EXERCISE INPUTS =
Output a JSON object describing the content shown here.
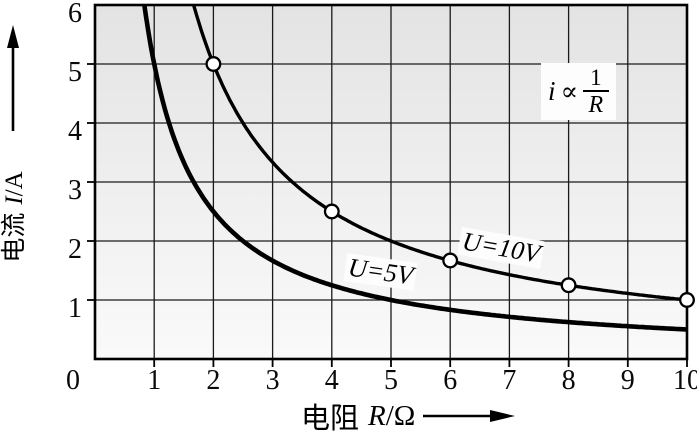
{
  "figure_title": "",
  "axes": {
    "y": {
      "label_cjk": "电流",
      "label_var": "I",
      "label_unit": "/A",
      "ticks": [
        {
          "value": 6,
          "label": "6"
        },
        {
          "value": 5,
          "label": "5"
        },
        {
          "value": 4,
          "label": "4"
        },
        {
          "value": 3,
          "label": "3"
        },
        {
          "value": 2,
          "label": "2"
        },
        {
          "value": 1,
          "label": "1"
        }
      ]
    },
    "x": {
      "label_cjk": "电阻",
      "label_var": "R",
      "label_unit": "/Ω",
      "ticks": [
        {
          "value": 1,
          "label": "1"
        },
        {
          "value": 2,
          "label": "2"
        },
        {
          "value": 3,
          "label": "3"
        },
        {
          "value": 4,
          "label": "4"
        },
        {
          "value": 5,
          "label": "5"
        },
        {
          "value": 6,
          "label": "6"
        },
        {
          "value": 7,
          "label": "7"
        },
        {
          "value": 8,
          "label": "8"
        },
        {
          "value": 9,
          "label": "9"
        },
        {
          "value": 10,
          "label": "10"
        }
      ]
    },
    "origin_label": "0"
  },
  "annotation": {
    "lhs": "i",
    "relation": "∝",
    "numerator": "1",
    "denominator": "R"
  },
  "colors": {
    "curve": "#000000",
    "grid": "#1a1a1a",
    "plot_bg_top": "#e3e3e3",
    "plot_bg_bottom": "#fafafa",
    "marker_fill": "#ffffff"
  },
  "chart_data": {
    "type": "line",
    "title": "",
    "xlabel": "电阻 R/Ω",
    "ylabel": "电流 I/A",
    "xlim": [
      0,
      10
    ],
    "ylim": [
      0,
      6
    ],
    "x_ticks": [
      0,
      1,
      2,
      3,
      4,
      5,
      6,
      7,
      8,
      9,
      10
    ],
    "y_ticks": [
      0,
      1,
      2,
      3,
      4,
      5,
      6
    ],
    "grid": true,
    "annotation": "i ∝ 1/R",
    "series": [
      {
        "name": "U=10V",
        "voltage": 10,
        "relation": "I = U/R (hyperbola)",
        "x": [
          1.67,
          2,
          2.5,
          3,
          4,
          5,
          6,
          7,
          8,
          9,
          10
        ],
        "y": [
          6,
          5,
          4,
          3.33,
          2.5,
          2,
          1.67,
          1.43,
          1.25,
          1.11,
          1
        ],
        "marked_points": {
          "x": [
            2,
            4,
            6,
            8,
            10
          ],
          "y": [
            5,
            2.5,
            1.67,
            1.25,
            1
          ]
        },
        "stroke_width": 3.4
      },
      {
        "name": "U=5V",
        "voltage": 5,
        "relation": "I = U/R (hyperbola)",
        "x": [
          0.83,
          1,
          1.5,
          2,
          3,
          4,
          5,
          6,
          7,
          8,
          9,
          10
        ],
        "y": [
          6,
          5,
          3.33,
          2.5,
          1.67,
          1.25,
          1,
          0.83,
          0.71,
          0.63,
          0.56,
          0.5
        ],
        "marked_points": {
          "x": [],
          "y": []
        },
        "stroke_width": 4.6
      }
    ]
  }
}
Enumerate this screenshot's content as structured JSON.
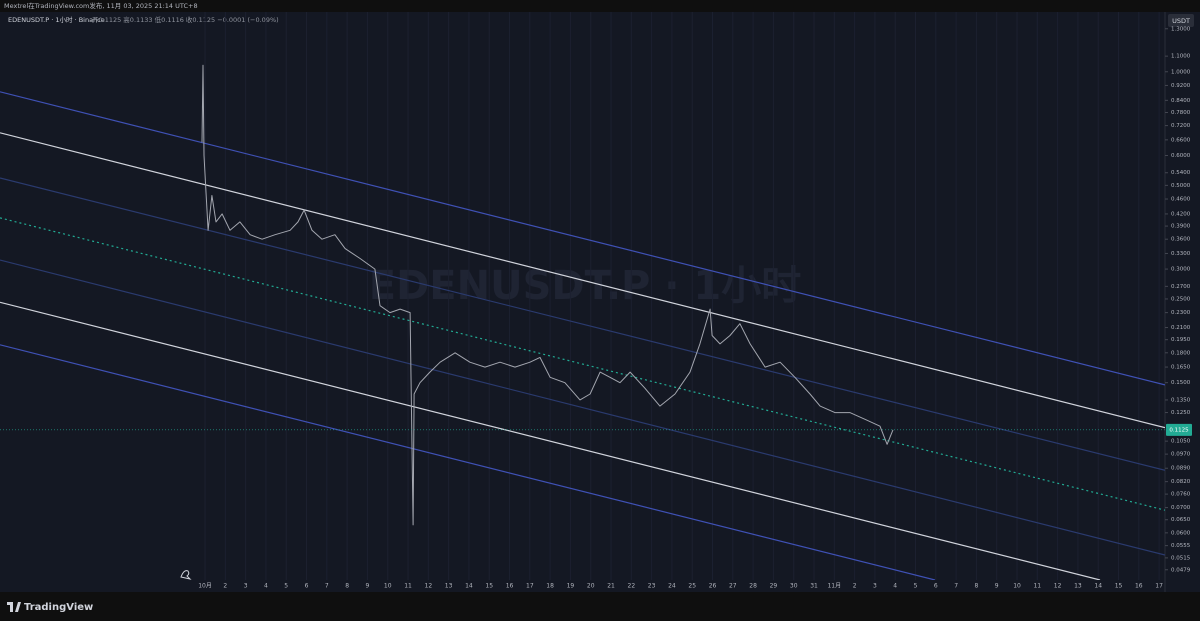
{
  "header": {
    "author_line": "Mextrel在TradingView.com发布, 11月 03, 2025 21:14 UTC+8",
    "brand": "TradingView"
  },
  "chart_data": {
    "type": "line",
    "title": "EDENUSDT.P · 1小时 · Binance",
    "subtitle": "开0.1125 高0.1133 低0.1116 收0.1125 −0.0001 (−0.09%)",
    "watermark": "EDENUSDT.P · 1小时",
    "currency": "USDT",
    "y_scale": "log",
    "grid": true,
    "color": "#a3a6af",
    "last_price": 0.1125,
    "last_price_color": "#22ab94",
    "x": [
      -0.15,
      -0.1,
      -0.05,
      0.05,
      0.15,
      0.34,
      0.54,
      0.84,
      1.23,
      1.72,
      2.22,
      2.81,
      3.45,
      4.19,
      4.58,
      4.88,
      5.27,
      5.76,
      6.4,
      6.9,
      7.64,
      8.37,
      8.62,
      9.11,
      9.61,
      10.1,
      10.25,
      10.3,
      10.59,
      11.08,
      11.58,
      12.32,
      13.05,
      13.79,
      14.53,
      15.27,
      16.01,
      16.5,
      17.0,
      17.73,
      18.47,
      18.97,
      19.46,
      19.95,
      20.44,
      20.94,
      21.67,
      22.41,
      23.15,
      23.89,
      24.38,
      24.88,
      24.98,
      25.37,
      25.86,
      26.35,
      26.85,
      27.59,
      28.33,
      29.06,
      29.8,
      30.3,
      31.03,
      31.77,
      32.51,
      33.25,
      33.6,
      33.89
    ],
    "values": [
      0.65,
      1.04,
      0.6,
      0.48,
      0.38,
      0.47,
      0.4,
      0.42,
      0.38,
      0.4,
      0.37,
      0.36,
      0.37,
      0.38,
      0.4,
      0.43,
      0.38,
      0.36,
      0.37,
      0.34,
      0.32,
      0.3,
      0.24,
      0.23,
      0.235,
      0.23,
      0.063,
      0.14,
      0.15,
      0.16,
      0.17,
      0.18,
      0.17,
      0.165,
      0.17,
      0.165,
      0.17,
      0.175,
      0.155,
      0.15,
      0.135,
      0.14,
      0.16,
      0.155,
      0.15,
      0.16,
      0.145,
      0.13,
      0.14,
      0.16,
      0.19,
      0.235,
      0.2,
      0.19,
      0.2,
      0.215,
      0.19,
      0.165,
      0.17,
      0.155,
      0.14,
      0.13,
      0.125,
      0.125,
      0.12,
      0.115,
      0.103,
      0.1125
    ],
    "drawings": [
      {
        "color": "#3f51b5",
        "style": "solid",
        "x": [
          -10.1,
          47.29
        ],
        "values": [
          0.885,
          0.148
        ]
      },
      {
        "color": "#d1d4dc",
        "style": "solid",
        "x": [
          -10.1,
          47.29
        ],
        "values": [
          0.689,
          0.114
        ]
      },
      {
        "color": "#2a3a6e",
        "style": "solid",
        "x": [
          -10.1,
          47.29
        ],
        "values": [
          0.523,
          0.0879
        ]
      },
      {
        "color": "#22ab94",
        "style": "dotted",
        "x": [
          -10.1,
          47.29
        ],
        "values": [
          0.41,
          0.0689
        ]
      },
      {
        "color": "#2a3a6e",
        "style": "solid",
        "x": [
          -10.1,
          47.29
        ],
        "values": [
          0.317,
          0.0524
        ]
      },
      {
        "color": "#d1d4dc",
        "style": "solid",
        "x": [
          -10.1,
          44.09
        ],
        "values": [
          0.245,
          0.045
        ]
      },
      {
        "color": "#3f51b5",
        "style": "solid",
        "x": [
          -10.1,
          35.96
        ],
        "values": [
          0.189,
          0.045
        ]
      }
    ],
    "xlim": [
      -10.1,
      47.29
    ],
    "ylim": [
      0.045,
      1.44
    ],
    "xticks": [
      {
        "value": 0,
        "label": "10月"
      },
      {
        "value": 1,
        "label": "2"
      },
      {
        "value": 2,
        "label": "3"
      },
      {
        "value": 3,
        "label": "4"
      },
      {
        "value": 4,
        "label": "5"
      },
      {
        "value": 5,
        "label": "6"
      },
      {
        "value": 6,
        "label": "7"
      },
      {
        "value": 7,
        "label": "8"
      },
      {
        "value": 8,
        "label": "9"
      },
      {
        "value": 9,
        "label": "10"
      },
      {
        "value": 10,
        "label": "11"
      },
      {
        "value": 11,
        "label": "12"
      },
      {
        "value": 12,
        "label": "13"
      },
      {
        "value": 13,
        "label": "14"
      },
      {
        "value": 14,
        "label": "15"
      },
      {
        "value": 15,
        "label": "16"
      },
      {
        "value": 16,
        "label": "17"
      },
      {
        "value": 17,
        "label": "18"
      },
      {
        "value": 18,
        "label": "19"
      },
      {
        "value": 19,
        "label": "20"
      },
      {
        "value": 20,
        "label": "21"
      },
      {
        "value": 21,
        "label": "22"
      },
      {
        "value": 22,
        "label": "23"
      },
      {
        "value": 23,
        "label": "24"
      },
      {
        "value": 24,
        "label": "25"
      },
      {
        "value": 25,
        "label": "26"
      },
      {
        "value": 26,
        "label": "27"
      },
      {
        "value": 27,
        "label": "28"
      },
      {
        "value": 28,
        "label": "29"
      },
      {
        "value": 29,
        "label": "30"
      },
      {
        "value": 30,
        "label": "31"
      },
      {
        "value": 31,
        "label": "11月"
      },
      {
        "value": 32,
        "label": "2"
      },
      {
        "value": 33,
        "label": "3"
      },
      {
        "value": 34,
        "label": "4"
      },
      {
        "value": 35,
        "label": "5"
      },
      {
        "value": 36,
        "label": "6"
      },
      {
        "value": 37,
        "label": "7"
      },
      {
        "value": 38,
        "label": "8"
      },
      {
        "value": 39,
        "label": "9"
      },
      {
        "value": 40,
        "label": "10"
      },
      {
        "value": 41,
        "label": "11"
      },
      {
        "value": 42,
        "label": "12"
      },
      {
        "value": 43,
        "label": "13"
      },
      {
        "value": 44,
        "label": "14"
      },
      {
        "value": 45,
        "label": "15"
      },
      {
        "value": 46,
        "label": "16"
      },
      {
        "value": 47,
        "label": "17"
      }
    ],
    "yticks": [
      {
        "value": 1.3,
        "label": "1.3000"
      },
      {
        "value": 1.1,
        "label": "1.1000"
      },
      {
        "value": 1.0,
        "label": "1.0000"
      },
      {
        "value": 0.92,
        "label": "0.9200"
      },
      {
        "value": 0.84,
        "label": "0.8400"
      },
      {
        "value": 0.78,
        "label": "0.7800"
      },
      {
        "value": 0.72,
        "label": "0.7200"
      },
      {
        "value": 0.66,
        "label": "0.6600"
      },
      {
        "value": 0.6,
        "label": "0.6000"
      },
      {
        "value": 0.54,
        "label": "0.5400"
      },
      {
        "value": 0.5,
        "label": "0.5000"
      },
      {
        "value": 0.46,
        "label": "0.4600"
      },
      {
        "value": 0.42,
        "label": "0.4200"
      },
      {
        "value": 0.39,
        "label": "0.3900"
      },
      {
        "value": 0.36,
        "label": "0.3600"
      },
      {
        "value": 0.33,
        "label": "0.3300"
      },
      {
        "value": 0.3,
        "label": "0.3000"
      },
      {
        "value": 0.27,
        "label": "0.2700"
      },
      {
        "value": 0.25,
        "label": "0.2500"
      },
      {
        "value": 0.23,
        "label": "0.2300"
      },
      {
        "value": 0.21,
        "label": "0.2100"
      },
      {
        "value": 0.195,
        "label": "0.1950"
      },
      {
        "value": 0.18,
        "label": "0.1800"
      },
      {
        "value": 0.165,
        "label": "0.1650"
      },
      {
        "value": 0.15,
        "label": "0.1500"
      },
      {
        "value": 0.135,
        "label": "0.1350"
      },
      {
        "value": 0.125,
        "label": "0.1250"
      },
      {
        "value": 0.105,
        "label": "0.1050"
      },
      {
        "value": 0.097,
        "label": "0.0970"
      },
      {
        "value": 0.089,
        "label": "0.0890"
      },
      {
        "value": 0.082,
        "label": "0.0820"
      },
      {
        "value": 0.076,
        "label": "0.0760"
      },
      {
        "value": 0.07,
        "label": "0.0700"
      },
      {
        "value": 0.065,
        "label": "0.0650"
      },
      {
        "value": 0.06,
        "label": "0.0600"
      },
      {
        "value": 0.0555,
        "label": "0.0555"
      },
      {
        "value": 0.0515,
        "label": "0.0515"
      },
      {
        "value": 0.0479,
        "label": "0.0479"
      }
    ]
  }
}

--

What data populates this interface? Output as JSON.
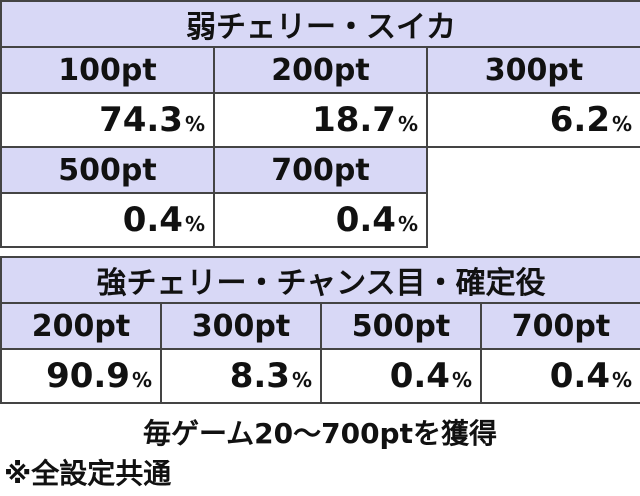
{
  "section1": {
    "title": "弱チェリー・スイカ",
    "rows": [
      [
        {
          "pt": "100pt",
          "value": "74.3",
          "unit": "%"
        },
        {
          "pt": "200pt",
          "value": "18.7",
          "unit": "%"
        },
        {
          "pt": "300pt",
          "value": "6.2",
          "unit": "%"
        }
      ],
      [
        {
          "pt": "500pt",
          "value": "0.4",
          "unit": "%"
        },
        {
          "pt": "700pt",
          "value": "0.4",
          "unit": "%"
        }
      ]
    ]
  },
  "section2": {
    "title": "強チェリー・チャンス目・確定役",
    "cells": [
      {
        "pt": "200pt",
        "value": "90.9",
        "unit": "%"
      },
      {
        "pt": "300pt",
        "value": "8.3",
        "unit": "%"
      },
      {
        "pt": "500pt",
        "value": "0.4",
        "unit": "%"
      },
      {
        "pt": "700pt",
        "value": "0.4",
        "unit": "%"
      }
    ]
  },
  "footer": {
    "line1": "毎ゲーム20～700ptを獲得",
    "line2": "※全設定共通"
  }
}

EXERCISE DETAILS = Return every line above in which the string "JSON" occurs.

ANSWER TO THE EXERCISE =
Output a JSON object describing the content shown here.
Enumerate this screenshot's content as structured JSON.
What data populates this interface? Output as JSON.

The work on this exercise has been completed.